Reproduce all of the records exactly.

+ + + +

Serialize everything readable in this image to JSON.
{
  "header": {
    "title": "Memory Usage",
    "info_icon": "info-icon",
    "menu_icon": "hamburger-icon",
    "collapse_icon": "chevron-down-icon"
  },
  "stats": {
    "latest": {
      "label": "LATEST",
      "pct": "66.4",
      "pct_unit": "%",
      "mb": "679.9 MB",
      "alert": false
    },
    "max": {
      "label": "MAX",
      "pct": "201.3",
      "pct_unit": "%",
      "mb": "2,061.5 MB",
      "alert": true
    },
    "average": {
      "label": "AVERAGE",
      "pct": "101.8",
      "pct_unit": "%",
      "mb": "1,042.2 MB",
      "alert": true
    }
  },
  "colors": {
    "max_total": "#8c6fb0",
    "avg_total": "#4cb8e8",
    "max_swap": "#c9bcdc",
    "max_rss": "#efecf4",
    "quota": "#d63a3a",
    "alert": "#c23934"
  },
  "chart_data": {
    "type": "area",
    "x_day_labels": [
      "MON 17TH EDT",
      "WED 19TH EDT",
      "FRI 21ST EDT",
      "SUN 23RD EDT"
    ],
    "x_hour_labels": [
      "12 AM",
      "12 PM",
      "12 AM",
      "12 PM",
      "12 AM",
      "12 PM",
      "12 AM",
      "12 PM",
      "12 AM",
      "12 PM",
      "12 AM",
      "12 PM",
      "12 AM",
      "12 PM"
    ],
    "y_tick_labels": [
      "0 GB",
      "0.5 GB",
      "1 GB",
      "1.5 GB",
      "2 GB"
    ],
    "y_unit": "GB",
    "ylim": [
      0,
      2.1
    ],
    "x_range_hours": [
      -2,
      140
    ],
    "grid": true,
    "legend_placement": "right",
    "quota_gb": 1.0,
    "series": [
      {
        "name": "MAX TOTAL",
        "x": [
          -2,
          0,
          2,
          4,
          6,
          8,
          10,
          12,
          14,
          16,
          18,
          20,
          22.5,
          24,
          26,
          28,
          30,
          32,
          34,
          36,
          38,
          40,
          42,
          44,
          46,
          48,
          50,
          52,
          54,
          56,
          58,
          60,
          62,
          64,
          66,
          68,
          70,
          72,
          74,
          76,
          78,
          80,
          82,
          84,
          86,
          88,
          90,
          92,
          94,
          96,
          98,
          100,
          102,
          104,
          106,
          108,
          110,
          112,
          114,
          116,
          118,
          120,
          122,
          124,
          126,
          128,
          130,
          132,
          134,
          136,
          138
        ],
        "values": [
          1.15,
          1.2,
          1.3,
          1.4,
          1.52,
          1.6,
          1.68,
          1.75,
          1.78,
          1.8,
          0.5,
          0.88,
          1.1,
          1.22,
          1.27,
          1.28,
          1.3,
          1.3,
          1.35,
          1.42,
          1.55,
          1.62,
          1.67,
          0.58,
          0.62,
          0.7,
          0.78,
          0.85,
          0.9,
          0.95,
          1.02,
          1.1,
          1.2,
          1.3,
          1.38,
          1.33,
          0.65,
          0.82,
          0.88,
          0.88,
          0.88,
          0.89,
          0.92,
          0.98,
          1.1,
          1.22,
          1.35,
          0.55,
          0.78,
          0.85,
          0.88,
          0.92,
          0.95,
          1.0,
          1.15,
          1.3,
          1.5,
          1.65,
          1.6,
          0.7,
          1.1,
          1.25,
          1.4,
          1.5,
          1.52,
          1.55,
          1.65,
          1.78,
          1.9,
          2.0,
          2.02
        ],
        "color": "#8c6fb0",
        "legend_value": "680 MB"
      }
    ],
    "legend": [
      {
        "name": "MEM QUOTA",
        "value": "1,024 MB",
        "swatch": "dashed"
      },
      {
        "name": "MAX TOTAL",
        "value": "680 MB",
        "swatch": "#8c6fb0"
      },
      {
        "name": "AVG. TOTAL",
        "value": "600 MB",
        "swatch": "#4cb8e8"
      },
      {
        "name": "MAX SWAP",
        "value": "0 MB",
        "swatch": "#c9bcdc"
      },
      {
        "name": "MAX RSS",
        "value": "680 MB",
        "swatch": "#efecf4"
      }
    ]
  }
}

+ + + +

**THE OUTPUT**
Serialize everything readable in this image to JSON.
{
  "header": {
    "title": "Memory Usage",
    "info_icon": "info-icon",
    "menu_icon": "hamburger-icon",
    "collapse_icon": "chevron-down-icon"
  },
  "stats": {
    "latest": {
      "label": "LATEST",
      "pct": "66.4",
      "pct_unit": "%",
      "mb": "679.9 MB",
      "alert": false
    },
    "max": {
      "label": "MAX",
      "pct": "201.3",
      "pct_unit": "%",
      "mb": "2,061.5 MB",
      "alert": true
    },
    "average": {
      "label": "AVERAGE",
      "pct": "101.8",
      "pct_unit": "%",
      "mb": "1,042.2 MB",
      "alert": true
    }
  },
  "colors": {
    "max_total": "#8c6fb0",
    "avg_total": "#4cb8e8",
    "max_swap": "#c9bcdc",
    "max_rss": "#efecf4",
    "quota": "#d63a3a",
    "alert": "#c23934"
  },
  "chart_data": {
    "type": "area",
    "x_day_labels": [
      "MON 17TH EDT",
      "WED 19TH EDT",
      "FRI 21ST EDT",
      "SUN 23RD EDT"
    ],
    "x_hour_labels": [
      "12 AM",
      "12 PM",
      "12 AM",
      "12 PM",
      "12 AM",
      "12 PM",
      "12 AM",
      "12 PM",
      "12 AM",
      "12 PM",
      "12 AM",
      "12 PM",
      "12 AM",
      "12 PM"
    ],
    "y_tick_labels": [
      "0 GB",
      "0.5 GB",
      "1 GB",
      "1.5 GB",
      "2 GB"
    ],
    "y_unit": "GB",
    "ylim": [
      0,
      2.1
    ],
    "x_range_hours": [
      -2,
      140
    ],
    "grid": true,
    "legend_placement": "right",
    "quota_gb": 1.0,
    "series": [
      {
        "name": "MAX TOTAL",
        "x": [
          -2,
          0,
          2,
          4,
          6,
          8,
          10,
          12,
          14,
          16,
          18,
          20,
          22.5,
          24,
          26,
          28,
          30,
          32,
          34,
          36,
          38,
          40,
          42,
          44,
          46,
          48,
          50,
          52,
          54,
          56,
          58,
          60,
          62,
          64,
          66,
          68,
          70,
          72,
          74,
          76,
          78,
          80,
          82,
          84,
          86,
          88,
          90,
          92,
          94,
          96,
          98,
          100,
          102,
          104,
          106,
          108,
          110,
          112,
          114,
          116,
          118,
          120,
          122,
          124,
          126,
          128,
          130,
          132,
          134,
          136,
          138
        ],
        "values": [
          1.15,
          1.2,
          1.3,
          1.4,
          1.52,
          1.6,
          1.68,
          1.75,
          1.78,
          1.8,
          0.5,
          0.88,
          1.1,
          1.22,
          1.27,
          1.28,
          1.3,
          1.3,
          1.35,
          1.42,
          1.55,
          1.62,
          1.67,
          0.58,
          0.62,
          0.7,
          0.78,
          0.85,
          0.9,
          0.95,
          1.02,
          1.1,
          1.2,
          1.3,
          1.38,
          1.33,
          0.65,
          0.82,
          0.88,
          0.88,
          0.88,
          0.89,
          0.92,
          0.98,
          1.1,
          1.22,
          1.35,
          0.55,
          0.78,
          0.85,
          0.88,
          0.92,
          0.95,
          1.0,
          1.15,
          1.3,
          1.5,
          1.65,
          1.6,
          0.7,
          1.1,
          1.25,
          1.4,
          1.5,
          1.52,
          1.55,
          1.65,
          1.78,
          1.9,
          2.0,
          2.02
        ],
        "color": "#8c6fb0",
        "legend_value": "680 MB"
      }
    ],
    "legend": [
      {
        "name": "MEM QUOTA",
        "value": "1,024 MB",
        "swatch": "dashed"
      },
      {
        "name": "MAX TOTAL",
        "value": "680 MB",
        "swatch": "#8c6fb0"
      },
      {
        "name": "AVG. TOTAL",
        "value": "600 MB",
        "swatch": "#4cb8e8"
      },
      {
        "name": "MAX SWAP",
        "value": "0 MB",
        "swatch": "#c9bcdc"
      },
      {
        "name": "MAX RSS",
        "value": "680 MB",
        "swatch": "#efecf4"
      }
    ]
  }
}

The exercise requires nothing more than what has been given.